[Entries from a data source]
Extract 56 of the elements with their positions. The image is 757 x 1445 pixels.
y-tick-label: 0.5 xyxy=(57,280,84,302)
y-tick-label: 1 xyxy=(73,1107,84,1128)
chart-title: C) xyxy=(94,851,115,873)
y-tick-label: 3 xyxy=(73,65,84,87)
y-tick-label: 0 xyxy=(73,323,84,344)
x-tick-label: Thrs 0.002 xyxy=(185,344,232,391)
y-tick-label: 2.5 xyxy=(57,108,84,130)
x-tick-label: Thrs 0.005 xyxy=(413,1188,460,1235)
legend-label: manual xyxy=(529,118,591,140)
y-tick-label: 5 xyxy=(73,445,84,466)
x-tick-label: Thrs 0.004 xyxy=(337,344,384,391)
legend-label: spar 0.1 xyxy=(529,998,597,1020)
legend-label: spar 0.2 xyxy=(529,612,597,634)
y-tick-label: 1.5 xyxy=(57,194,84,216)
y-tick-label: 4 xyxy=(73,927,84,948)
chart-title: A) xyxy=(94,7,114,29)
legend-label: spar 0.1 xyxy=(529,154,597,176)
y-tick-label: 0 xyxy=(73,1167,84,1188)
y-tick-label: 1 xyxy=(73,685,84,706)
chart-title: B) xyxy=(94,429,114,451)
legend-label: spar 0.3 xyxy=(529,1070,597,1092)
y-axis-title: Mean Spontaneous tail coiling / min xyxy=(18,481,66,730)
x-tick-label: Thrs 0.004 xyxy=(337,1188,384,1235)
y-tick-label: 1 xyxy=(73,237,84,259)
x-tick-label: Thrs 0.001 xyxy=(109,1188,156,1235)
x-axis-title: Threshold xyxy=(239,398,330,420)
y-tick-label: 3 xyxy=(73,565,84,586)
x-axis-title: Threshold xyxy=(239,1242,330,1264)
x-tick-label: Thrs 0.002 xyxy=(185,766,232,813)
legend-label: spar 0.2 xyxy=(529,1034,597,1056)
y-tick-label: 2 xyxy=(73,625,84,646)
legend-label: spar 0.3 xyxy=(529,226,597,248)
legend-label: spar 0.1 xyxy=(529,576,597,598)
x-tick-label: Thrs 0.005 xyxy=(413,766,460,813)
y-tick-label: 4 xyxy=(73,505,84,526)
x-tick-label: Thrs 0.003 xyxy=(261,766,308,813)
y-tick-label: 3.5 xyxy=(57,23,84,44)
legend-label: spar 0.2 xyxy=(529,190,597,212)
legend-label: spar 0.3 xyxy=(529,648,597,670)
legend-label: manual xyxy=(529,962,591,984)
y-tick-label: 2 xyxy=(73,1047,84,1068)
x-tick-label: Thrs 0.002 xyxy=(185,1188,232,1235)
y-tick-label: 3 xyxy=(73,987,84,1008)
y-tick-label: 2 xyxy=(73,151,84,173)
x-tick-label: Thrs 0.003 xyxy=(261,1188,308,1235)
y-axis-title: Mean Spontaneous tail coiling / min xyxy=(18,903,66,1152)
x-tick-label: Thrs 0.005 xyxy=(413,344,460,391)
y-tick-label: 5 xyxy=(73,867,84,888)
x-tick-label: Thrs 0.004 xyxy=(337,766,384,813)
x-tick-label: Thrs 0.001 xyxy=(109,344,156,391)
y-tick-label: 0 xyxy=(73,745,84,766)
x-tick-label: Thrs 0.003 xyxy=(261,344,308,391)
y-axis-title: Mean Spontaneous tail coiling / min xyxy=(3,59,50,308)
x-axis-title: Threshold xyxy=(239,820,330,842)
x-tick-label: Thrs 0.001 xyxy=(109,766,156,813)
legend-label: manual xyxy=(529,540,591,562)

Problem statement: Identify every line in the entries above that contains the string "spar", treating uppercase and lowercase as different, and copy each of those lines.

Correct result:
legend-label: spar 0.1 xyxy=(529,998,597,1020)
legend-label: spar 0.2 xyxy=(529,612,597,634)
legend-label: spar 0.1 xyxy=(529,154,597,176)
legend-label: spar 0.3 xyxy=(529,1070,597,1092)
legend-label: spar 0.2 xyxy=(529,1034,597,1056)
legend-label: spar 0.3 xyxy=(529,226,597,248)
legend-label: spar 0.1 xyxy=(529,576,597,598)
legend-label: spar 0.2 xyxy=(529,190,597,212)
legend-label: spar 0.3 xyxy=(529,648,597,670)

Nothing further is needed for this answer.